**EXERCISE OBJECTIVE:**
Find the word "Analysis" in the data. Return every line where it appears.

(Records from a collection of figures)
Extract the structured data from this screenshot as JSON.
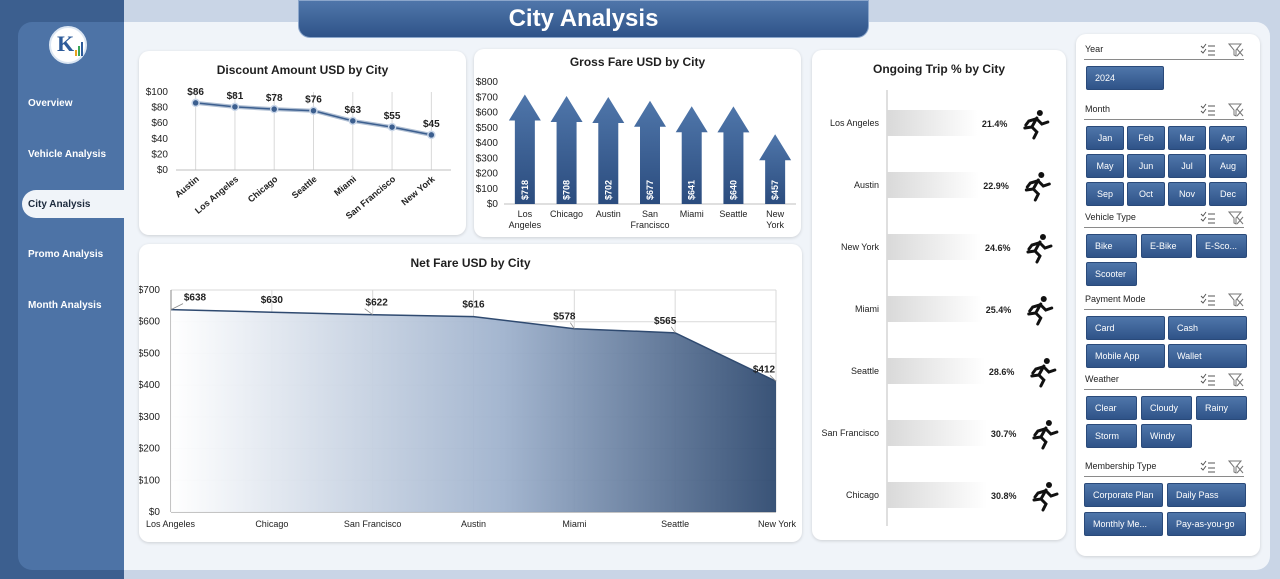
{
  "page": {
    "title": "City Analysis"
  },
  "logo": {
    "text": "K"
  },
  "nav": [
    {
      "label": "Overview",
      "active": false
    },
    {
      "label": "Vehicle Analysis",
      "active": false
    },
    {
      "label": "City Analysis",
      "active": true
    },
    {
      "label": "Promo Analysis",
      "active": false
    },
    {
      "label": "Month Analysis",
      "active": false
    }
  ],
  "colors": {
    "primary": "#2f5388",
    "primary_light": "#4f76aa",
    "accent_line": "#3c5f8f",
    "background": "#c9d5e6"
  },
  "chart_data": [
    {
      "id": "discount",
      "type": "line",
      "title": "Discount Amount USD by City",
      "categories": [
        "Austin",
        "Los Angeles",
        "Chicago",
        "Seattle",
        "Miami",
        "San Francisco",
        "New York"
      ],
      "values": [
        86,
        81,
        78,
        76,
        63,
        55,
        45
      ],
      "data_labels": [
        "$86",
        "$81",
        "$78",
        "$76",
        "$63",
        "$55",
        "$45"
      ],
      "y_ticks": [
        "$0",
        "$20",
        "$40",
        "$60",
        "$80",
        "$100"
      ],
      "ylim": [
        0,
        100
      ],
      "grid": "vertical"
    },
    {
      "id": "gross",
      "type": "bar",
      "title": "Gross Fare USD by City",
      "categories": [
        "Los Angeles",
        "Chicago",
        "Austin",
        "San Francisco",
        "Miami",
        "Seattle",
        "New York"
      ],
      "values": [
        718,
        708,
        702,
        677,
        641,
        640,
        457
      ],
      "data_labels": [
        "$718",
        "$708",
        "$702",
        "$677",
        "$641",
        "$640",
        "$457"
      ],
      "y_ticks": [
        "$0",
        "$100",
        "$200",
        "$300",
        "$400",
        "$500",
        "$600",
        "$700",
        "$800"
      ],
      "ylim": [
        0,
        800
      ]
    },
    {
      "id": "ongoing",
      "type": "bar",
      "orientation": "horizontal",
      "title": "Ongoing Trip % by City",
      "categories": [
        "Los Angeles",
        "Austin",
        "New York",
        "Miami",
        "Seattle",
        "San Francisco",
        "Chicago"
      ],
      "values": [
        21.4,
        22.9,
        24.6,
        25.4,
        28.6,
        30.7,
        30.8
      ],
      "data_labels": [
        "21.4%",
        "22.9%",
        "24.6%",
        "25.4%",
        "28.6%",
        "30.7%",
        "30.8%"
      ],
      "icon": "runner-icon"
    },
    {
      "id": "net",
      "type": "area",
      "title": "Net Fare USD by City",
      "categories": [
        "Los Angeles",
        "Chicago",
        "San Francisco",
        "Austin",
        "Miami",
        "Seattle",
        "New York"
      ],
      "values": [
        638,
        630,
        622,
        616,
        578,
        565,
        412
      ],
      "data_labels": [
        "$638",
        "$630",
        "$622",
        "$616",
        "$578",
        "$565",
        "$412"
      ],
      "y_ticks": [
        "$0",
        "$100",
        "$200",
        "$300",
        "$400",
        "$500",
        "$600",
        "$700"
      ],
      "ylim": [
        0,
        700
      ],
      "grid": "both"
    }
  ],
  "filters": [
    {
      "title": "Year",
      "items": [
        "2024"
      ]
    },
    {
      "title": "Month",
      "items": [
        "Jan",
        "Feb",
        "Mar",
        "Apr",
        "May",
        "Jun",
        "Jul",
        "Aug",
        "Sep",
        "Oct",
        "Nov",
        "Dec"
      ]
    },
    {
      "title": "Vehicle Type",
      "items": [
        "Bike",
        "E-Bike",
        "E-Sco...",
        "Scooter"
      ]
    },
    {
      "title": "Payment Mode",
      "items": [
        "Card",
        "Cash",
        "Mobile App",
        "Wallet"
      ]
    },
    {
      "title": "Weather",
      "items": [
        "Clear",
        "Cloudy",
        "Rainy",
        "Storm",
        "Windy"
      ]
    },
    {
      "title": "Membership Type",
      "items": [
        "Corporate Plan",
        "Daily Pass",
        "Monthly Me...",
        "Pay-as-you-go"
      ]
    }
  ]
}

**RESPONSE TO THE EXERCISE:**
    "title": "City Analysis"
      "label": "Vehicle Analysis",
      "label": "City Analysis",
      "label": "Promo Analysis",
      "label": "Month Analysis",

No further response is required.